» RECORDS FOR THE EXERCISE:
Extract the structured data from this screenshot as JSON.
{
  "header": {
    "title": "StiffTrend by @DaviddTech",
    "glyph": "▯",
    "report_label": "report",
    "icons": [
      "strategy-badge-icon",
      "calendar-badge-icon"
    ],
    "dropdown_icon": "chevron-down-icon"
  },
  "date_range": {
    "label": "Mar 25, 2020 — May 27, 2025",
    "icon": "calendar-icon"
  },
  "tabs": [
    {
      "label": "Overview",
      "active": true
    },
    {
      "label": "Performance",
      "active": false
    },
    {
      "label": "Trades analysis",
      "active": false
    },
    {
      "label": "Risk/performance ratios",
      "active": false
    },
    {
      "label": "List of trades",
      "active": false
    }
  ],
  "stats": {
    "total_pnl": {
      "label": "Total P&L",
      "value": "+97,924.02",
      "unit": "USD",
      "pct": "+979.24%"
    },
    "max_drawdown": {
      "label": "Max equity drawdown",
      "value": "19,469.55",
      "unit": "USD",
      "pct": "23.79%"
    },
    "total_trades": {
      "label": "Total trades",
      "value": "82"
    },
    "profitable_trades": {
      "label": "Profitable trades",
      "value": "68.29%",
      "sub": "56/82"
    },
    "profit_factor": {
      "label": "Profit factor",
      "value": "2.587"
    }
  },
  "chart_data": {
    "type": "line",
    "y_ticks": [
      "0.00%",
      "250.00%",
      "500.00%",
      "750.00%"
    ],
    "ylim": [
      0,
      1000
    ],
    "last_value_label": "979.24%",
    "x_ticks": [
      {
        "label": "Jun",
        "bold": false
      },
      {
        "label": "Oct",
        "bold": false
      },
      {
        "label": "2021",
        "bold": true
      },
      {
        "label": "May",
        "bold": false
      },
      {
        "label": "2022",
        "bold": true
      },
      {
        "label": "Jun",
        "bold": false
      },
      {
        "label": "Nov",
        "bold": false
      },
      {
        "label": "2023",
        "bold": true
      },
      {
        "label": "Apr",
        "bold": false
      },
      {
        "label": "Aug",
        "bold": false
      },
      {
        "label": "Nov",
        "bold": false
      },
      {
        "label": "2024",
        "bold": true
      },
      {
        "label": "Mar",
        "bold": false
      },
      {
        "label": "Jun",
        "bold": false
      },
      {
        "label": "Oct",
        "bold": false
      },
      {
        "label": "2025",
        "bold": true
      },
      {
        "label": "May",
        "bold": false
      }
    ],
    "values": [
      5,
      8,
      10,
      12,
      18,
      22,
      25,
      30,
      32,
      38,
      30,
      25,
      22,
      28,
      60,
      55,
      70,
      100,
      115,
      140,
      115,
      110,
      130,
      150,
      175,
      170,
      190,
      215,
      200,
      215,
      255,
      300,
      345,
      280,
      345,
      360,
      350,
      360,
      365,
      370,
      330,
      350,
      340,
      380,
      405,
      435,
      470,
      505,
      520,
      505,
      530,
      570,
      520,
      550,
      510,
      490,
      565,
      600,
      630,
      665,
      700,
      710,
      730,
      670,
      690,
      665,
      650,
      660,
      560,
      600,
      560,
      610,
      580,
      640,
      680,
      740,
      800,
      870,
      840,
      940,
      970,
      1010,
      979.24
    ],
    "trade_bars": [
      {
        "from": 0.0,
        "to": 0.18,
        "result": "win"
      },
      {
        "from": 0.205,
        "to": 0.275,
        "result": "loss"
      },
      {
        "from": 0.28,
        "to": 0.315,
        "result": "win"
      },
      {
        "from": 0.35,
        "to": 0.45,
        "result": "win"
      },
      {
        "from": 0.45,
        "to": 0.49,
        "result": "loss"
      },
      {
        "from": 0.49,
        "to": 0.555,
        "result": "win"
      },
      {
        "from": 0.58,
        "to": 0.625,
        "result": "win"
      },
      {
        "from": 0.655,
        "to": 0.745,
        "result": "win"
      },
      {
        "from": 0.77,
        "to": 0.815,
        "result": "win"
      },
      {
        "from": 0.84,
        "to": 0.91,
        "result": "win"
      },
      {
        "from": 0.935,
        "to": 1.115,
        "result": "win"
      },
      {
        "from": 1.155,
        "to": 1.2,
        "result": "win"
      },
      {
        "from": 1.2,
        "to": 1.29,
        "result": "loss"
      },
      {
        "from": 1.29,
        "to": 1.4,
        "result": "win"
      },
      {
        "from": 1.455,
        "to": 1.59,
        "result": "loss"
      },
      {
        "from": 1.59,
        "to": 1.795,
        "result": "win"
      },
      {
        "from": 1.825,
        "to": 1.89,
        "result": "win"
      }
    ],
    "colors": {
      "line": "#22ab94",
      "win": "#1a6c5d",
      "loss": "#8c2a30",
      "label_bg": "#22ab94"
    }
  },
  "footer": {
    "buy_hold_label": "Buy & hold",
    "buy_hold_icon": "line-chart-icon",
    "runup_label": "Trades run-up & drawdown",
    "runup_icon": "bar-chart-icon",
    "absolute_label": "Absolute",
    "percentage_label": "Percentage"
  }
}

» WHAT THE EXERCISE ASKS:
Produce an exact copy of every entry above.

» WRITTEN REPLY:
Extract the structured data from this screenshot as JSON.
{
  "header": {
    "title": "StiffTrend by @DaviddTech",
    "glyph": "▯",
    "report_label": "report",
    "icons": [
      "strategy-badge-icon",
      "calendar-badge-icon"
    ],
    "dropdown_icon": "chevron-down-icon"
  },
  "date_range": {
    "label": "Mar 25, 2020 — May 27, 2025",
    "icon": "calendar-icon"
  },
  "tabs": [
    {
      "label": "Overview",
      "active": true
    },
    {
      "label": "Performance",
      "active": false
    },
    {
      "label": "Trades analysis",
      "active": false
    },
    {
      "label": "Risk/performance ratios",
      "active": false
    },
    {
      "label": "List of trades",
      "active": false
    }
  ],
  "stats": {
    "total_pnl": {
      "label": "Total P&L",
      "value": "+97,924.02",
      "unit": "USD",
      "pct": "+979.24%"
    },
    "max_drawdown": {
      "label": "Max equity drawdown",
      "value": "19,469.55",
      "unit": "USD",
      "pct": "23.79%"
    },
    "total_trades": {
      "label": "Total trades",
      "value": "82"
    },
    "profitable_trades": {
      "label": "Profitable trades",
      "value": "68.29%",
      "sub": "56/82"
    },
    "profit_factor": {
      "label": "Profit factor",
      "value": "2.587"
    }
  },
  "chart_data": {
    "type": "line",
    "y_ticks": [
      "0.00%",
      "250.00%",
      "500.00%",
      "750.00%"
    ],
    "ylim": [
      0,
      1000
    ],
    "last_value_label": "979.24%",
    "x_ticks": [
      {
        "label": "Jun",
        "bold": false
      },
      {
        "label": "Oct",
        "bold": false
      },
      {
        "label": "2021",
        "bold": true
      },
      {
        "label": "May",
        "bold": false
      },
      {
        "label": "2022",
        "bold": true
      },
      {
        "label": "Jun",
        "bold": false
      },
      {
        "label": "Nov",
        "bold": false
      },
      {
        "label": "2023",
        "bold": true
      },
      {
        "label": "Apr",
        "bold": false
      },
      {
        "label": "Aug",
        "bold": false
      },
      {
        "label": "Nov",
        "bold": false
      },
      {
        "label": "2024",
        "bold": true
      },
      {
        "label": "Mar",
        "bold": false
      },
      {
        "label": "Jun",
        "bold": false
      },
      {
        "label": "Oct",
        "bold": false
      },
      {
        "label": "2025",
        "bold": true
      },
      {
        "label": "May",
        "bold": false
      }
    ],
    "values": [
      5,
      8,
      10,
      12,
      18,
      22,
      25,
      30,
      32,
      38,
      30,
      25,
      22,
      28,
      60,
      55,
      70,
      100,
      115,
      140,
      115,
      110,
      130,
      150,
      175,
      170,
      190,
      215,
      200,
      215,
      255,
      300,
      345,
      280,
      345,
      360,
      350,
      360,
      365,
      370,
      330,
      350,
      340,
      380,
      405,
      435,
      470,
      505,
      520,
      505,
      530,
      570,
      520,
      550,
      510,
      490,
      565,
      600,
      630,
      665,
      700,
      710,
      730,
      670,
      690,
      665,
      650,
      660,
      560,
      600,
      560,
      610,
      580,
      640,
      680,
      740,
      800,
      870,
      840,
      940,
      970,
      1010,
      979.24
    ],
    "trade_bars": [
      {
        "from": 0.0,
        "to": 0.18,
        "result": "win"
      },
      {
        "from": 0.205,
        "to": 0.275,
        "result": "loss"
      },
      {
        "from": 0.28,
        "to": 0.315,
        "result": "win"
      },
      {
        "from": 0.35,
        "to": 0.45,
        "result": "win"
      },
      {
        "from": 0.45,
        "to": 0.49,
        "result": "loss"
      },
      {
        "from": 0.49,
        "to": 0.555,
        "result": "win"
      },
      {
        "from": 0.58,
        "to": 0.625,
        "result": "win"
      },
      {
        "from": 0.655,
        "to": 0.745,
        "result": "win"
      },
      {
        "from": 0.77,
        "to": 0.815,
        "result": "win"
      },
      {
        "from": 0.84,
        "to": 0.91,
        "result": "win"
      },
      {
        "from": 0.935,
        "to": 1.115,
        "result": "win"
      },
      {
        "from": 1.155,
        "to": 1.2,
        "result": "win"
      },
      {
        "from": 1.2,
        "to": 1.29,
        "result": "loss"
      },
      {
        "from": 1.29,
        "to": 1.4,
        "result": "win"
      },
      {
        "from": 1.455,
        "to": 1.59,
        "result": "loss"
      },
      {
        "from": 1.59,
        "to": 1.795,
        "result": "win"
      },
      {
        "from": 1.825,
        "to": 1.89,
        "result": "win"
      }
    ],
    "colors": {
      "line": "#22ab94",
      "win": "#1a6c5d",
      "loss": "#8c2a30",
      "label_bg": "#22ab94"
    }
  },
  "footer": {
    "buy_hold_label": "Buy & hold",
    "buy_hold_icon": "line-chart-icon",
    "runup_label": "Trades run-up & drawdown",
    "runup_icon": "bar-chart-icon",
    "absolute_label": "Absolute",
    "percentage_label": "Percentage"
  }
}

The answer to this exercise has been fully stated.